[Items from a figure collection]
^^^^^^^^

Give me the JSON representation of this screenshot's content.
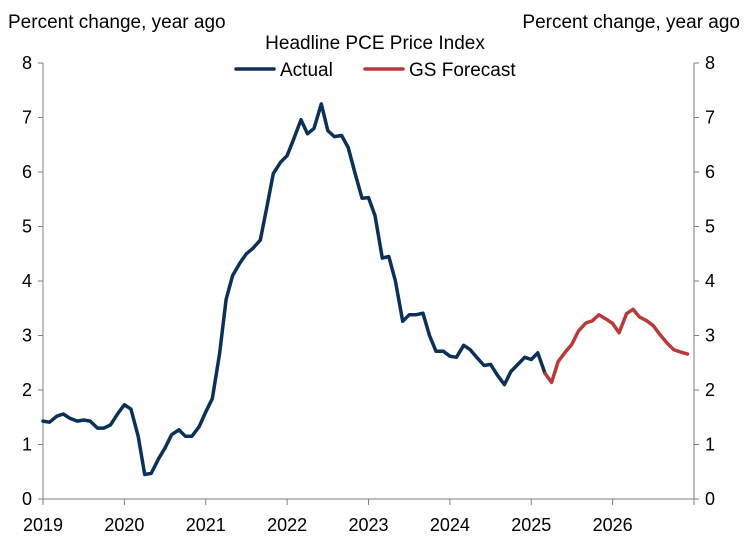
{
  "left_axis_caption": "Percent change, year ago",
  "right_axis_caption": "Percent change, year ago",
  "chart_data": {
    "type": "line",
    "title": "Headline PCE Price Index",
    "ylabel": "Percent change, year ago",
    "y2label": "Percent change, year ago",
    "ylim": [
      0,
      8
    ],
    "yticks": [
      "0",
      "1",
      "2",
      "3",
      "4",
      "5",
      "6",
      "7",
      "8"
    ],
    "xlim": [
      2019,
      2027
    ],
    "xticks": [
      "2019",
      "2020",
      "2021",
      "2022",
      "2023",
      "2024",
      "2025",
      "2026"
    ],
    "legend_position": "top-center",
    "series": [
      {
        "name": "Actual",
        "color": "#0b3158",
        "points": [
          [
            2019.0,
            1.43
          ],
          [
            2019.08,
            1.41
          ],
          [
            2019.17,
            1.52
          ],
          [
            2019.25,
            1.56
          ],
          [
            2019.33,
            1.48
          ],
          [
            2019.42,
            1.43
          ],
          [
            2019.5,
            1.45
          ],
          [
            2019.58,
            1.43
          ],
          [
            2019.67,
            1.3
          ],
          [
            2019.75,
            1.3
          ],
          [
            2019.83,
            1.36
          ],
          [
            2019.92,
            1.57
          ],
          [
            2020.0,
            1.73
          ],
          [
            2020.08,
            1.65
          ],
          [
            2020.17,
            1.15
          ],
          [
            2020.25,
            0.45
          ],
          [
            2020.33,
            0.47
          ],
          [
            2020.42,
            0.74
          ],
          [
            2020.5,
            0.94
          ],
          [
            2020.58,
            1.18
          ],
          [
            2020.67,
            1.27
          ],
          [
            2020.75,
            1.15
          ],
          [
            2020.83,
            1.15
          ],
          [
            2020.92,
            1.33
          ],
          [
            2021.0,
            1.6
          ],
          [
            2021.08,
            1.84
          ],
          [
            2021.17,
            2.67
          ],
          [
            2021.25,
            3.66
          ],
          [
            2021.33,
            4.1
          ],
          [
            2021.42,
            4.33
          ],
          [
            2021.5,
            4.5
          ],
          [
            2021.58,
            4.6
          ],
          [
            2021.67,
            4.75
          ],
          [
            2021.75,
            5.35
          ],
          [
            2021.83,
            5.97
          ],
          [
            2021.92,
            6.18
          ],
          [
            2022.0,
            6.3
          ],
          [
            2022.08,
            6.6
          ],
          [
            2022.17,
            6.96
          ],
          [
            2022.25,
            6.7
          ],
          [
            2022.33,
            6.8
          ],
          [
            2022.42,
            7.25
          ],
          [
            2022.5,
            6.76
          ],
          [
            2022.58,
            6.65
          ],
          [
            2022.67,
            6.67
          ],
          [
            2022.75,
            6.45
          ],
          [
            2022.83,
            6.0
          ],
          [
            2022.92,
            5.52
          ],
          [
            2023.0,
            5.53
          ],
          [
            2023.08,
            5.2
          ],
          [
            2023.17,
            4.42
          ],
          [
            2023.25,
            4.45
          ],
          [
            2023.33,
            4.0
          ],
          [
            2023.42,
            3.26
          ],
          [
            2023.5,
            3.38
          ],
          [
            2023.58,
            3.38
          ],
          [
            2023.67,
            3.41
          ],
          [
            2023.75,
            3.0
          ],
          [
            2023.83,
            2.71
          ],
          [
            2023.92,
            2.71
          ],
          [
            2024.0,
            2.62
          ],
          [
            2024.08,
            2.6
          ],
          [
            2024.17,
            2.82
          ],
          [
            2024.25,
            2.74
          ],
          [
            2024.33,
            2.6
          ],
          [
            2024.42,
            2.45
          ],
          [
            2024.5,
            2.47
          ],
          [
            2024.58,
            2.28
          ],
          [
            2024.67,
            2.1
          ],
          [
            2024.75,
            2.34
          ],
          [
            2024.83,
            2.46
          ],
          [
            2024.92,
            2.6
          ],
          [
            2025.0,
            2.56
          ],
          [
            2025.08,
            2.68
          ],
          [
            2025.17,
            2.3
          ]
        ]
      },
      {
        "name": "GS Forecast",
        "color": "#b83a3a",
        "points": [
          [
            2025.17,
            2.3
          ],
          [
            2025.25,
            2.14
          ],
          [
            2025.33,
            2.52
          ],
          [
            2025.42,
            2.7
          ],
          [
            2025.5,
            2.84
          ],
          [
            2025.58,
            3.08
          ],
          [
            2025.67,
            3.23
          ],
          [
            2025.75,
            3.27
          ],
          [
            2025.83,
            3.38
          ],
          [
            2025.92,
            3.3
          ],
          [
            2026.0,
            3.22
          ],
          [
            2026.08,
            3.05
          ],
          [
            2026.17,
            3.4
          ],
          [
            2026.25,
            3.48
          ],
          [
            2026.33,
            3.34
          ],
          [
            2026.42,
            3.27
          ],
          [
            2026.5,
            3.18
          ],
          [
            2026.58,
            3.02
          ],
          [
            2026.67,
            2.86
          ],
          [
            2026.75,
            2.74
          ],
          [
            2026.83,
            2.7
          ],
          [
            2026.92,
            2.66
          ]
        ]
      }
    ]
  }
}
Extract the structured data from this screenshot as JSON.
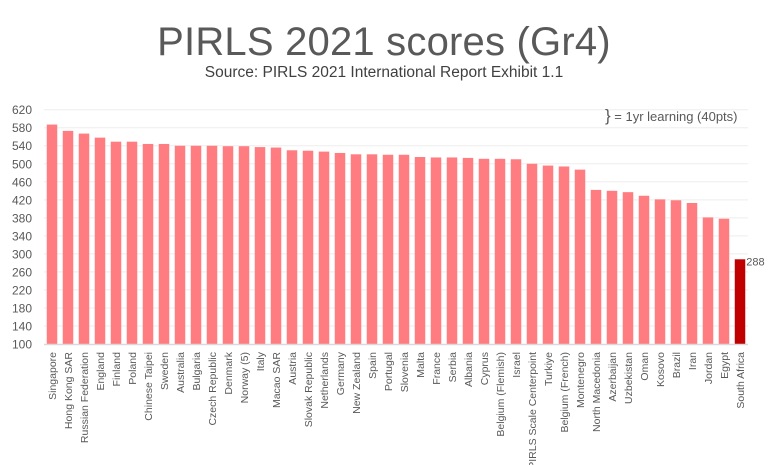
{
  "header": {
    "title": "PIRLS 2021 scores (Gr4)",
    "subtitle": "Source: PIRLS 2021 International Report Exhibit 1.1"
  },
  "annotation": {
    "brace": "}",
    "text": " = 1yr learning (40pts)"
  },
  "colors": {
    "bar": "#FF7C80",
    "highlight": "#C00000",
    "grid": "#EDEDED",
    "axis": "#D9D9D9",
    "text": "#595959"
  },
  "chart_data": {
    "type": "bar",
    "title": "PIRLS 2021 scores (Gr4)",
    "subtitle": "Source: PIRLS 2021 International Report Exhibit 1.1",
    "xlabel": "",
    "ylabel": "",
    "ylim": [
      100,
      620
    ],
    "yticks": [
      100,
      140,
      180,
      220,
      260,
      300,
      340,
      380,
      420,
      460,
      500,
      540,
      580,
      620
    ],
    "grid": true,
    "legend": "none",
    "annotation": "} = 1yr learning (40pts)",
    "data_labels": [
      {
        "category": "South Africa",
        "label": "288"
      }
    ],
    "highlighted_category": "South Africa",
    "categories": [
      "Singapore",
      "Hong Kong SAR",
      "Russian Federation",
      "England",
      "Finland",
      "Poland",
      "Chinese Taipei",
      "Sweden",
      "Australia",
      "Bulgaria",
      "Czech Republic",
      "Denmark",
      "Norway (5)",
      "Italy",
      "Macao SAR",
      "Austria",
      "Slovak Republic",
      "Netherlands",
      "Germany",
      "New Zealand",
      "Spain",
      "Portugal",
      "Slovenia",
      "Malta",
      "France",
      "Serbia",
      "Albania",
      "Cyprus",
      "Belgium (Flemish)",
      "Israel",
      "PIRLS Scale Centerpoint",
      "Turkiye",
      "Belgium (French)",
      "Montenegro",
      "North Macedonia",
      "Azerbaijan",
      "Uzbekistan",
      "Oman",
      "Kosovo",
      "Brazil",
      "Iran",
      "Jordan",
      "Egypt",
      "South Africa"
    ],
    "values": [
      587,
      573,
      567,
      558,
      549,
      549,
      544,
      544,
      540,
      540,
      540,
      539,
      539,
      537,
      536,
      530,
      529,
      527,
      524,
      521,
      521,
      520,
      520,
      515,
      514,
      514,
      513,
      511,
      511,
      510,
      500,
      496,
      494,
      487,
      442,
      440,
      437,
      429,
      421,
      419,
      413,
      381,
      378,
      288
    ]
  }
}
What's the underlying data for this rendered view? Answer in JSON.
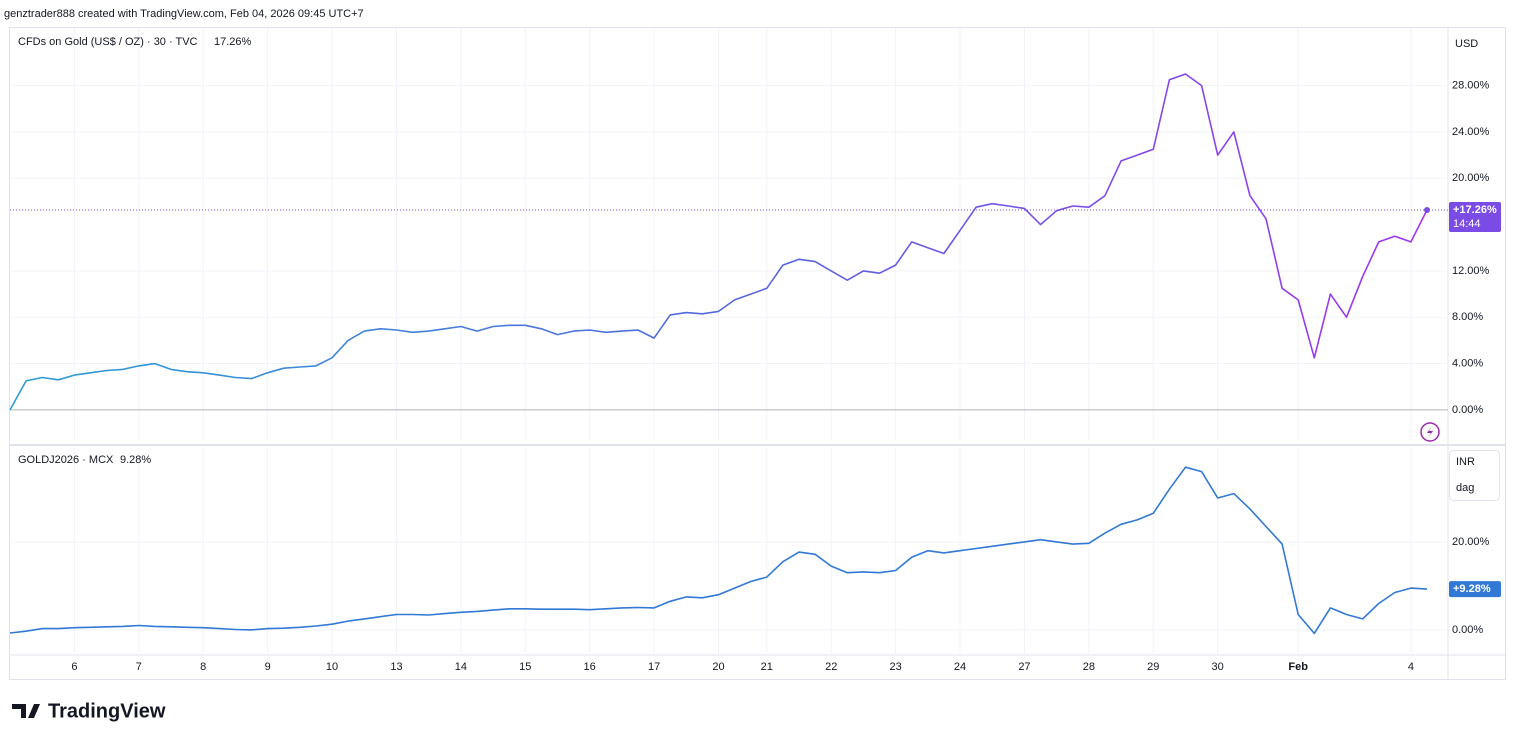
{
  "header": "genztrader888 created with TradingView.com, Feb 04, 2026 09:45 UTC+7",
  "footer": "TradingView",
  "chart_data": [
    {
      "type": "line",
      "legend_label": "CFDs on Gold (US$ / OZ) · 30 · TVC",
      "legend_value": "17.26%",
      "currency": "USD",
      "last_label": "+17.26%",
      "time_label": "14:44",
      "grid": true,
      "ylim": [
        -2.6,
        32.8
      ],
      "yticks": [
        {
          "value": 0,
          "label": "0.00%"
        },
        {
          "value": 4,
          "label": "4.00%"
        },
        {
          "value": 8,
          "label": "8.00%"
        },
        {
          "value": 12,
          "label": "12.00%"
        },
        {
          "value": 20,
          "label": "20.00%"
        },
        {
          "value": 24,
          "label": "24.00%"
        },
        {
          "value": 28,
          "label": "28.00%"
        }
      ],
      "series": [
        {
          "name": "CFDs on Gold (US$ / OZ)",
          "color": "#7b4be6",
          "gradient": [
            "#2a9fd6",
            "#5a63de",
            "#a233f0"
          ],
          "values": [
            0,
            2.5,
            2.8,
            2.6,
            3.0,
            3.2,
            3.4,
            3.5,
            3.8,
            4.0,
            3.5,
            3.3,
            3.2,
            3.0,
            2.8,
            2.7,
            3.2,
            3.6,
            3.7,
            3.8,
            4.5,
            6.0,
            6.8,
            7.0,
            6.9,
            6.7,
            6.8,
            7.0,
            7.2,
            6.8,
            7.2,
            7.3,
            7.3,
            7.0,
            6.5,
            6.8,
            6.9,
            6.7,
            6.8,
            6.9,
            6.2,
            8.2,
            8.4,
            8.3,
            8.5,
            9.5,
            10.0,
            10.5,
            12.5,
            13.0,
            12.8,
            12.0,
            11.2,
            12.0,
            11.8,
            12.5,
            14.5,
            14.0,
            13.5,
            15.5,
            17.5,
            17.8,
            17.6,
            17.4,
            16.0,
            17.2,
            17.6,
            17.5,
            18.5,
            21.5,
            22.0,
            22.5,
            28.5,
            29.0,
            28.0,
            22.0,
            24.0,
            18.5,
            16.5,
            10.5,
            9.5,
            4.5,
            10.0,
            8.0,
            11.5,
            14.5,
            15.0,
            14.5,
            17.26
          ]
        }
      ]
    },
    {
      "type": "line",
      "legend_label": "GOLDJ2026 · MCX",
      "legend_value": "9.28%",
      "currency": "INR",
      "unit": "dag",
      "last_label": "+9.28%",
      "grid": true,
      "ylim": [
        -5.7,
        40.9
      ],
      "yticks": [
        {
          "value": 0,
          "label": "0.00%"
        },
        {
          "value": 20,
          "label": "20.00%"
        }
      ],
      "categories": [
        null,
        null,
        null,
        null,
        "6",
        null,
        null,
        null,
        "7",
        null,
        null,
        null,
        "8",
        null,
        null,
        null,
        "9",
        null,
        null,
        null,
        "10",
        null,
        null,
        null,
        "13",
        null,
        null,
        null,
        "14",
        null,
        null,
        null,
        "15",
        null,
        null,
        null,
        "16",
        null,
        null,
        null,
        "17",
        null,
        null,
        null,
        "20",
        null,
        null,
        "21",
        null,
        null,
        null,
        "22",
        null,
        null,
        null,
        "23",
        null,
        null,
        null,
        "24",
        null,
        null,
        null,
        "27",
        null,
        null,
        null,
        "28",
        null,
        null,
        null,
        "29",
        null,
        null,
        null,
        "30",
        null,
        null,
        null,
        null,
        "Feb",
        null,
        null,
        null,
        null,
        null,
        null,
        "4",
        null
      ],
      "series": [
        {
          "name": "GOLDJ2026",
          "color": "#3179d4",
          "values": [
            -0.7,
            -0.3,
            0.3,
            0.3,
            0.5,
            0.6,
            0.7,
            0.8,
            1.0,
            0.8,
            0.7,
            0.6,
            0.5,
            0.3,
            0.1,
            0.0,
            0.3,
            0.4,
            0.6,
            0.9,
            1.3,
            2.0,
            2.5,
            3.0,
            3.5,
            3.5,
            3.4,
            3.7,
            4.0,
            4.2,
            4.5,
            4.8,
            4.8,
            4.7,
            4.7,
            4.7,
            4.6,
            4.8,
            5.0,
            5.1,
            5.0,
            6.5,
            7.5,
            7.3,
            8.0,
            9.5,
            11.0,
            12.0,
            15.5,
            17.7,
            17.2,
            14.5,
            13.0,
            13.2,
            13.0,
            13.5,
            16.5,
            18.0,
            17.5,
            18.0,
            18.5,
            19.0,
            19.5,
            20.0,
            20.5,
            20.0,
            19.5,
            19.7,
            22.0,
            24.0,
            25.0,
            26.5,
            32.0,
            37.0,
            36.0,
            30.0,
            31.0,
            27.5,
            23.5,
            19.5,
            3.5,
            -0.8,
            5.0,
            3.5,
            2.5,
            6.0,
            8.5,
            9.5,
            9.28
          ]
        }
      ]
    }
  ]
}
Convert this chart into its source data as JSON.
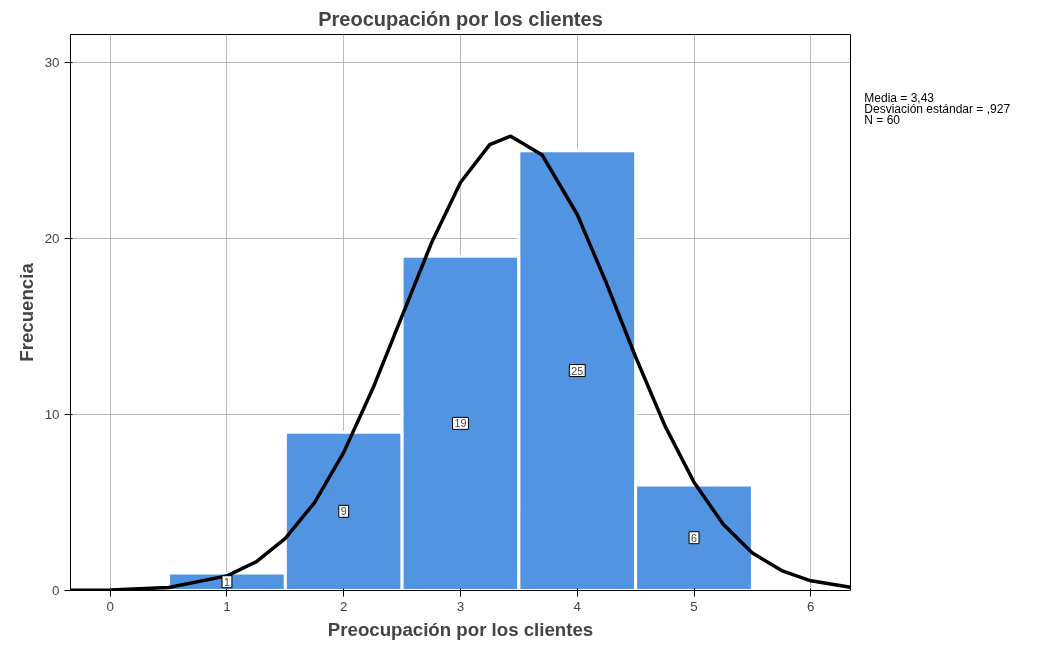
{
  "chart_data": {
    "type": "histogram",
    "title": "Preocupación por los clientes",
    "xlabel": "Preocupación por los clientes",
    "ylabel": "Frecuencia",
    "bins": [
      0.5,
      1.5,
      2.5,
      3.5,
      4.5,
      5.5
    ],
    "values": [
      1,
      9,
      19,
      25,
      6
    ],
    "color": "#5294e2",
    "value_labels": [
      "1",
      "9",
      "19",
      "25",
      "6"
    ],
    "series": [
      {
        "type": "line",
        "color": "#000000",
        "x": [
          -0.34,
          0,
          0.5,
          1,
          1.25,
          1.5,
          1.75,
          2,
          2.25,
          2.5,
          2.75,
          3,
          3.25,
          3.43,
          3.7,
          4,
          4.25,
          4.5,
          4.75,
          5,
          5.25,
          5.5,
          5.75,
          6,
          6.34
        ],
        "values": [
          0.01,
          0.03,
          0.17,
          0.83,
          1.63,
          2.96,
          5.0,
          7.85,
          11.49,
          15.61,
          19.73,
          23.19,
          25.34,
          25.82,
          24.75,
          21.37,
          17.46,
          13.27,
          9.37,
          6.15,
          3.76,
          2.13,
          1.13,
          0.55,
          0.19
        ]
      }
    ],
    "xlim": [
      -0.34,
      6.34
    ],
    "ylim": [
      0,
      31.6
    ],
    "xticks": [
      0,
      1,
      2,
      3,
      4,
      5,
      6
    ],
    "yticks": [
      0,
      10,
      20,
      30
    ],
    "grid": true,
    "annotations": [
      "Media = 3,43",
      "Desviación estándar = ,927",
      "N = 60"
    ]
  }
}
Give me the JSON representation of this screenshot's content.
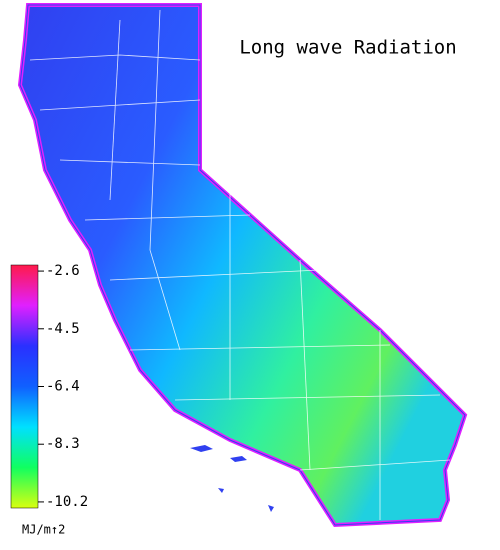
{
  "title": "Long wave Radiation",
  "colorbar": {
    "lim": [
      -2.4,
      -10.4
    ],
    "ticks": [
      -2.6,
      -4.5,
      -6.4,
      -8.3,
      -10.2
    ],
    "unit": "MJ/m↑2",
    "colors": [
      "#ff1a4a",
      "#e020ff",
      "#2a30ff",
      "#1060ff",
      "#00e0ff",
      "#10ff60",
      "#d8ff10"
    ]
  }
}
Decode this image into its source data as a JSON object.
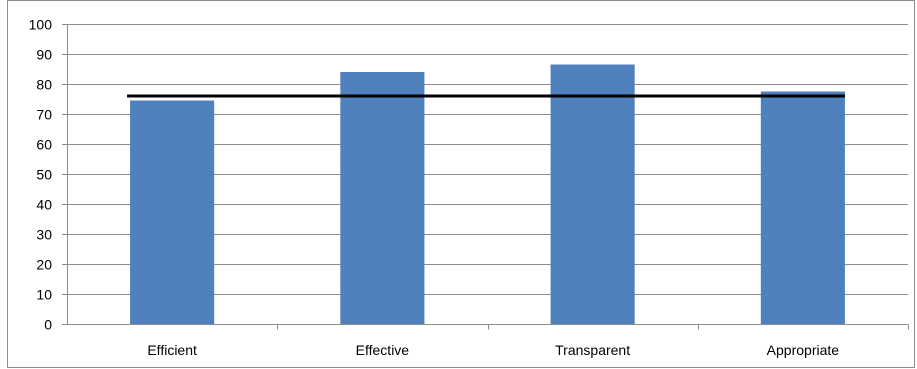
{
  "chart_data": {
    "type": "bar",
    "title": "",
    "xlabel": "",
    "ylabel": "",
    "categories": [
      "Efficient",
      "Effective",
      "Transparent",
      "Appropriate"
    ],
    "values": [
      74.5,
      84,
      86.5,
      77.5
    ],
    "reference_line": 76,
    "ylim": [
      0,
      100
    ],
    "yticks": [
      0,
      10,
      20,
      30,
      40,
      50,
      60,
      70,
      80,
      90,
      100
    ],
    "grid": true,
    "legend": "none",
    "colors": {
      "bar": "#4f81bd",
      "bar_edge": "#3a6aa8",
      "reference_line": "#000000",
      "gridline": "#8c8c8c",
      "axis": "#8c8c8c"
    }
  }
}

^^^^^^^^

▶ [EXERCISE DIRECTIONS] Across the entries, how many lines contain "change"? Reply with the number only.

▶ [TASK ANSWER] 4